- [PROVIDED RECORDS]
___

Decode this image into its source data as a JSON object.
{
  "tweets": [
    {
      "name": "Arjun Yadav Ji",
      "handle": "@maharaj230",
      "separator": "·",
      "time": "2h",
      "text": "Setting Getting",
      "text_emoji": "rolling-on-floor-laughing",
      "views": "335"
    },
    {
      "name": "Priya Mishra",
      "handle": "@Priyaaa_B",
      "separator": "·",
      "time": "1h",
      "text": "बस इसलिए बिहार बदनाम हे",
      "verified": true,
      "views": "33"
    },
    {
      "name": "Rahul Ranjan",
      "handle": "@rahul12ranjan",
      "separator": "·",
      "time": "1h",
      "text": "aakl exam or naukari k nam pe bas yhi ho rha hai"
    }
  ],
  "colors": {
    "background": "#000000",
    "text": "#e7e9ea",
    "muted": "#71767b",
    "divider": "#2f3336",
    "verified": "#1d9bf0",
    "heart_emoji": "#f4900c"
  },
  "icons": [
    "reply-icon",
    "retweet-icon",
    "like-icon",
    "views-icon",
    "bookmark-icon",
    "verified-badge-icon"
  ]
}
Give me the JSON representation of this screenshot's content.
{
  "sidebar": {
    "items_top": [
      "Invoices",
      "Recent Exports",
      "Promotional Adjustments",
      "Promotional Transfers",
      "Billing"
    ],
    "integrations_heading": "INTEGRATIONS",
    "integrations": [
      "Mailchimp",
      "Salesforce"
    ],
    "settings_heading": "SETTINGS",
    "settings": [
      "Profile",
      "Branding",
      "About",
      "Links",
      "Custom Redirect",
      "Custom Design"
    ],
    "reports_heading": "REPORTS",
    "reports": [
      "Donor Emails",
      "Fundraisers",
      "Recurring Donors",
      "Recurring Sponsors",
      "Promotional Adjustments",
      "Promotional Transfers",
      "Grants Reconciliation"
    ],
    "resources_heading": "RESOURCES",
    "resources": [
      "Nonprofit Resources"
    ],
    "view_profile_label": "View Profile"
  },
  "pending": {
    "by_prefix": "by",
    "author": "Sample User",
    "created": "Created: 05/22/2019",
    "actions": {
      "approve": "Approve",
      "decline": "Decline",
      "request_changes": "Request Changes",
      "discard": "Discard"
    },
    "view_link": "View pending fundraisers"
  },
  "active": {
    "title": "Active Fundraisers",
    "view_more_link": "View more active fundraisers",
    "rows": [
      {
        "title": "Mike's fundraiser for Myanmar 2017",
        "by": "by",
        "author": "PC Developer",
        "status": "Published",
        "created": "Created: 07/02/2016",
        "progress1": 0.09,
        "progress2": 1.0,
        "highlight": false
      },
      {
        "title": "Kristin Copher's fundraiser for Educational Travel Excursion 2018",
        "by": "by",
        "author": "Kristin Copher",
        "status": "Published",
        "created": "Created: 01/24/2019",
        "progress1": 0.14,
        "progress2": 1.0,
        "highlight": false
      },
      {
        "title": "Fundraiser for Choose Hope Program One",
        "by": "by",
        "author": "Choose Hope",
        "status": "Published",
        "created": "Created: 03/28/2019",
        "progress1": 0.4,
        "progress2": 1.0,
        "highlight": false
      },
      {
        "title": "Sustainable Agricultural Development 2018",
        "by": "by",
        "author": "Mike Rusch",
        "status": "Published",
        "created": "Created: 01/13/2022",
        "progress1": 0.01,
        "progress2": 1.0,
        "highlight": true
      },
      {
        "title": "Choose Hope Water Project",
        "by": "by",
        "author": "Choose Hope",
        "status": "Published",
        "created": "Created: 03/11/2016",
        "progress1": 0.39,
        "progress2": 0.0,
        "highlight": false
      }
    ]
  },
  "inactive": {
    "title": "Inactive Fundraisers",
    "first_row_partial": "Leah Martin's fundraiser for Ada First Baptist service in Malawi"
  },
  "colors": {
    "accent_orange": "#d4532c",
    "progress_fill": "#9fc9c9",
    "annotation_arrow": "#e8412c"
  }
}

___

- [YOUR OBJECTIVE]
Check each line of the records for the word "JSON" and extract those that contain it.

- [RESULT]
Decode this image into its source data as a JSON object.
Give me the JSON representation of this screenshot's content.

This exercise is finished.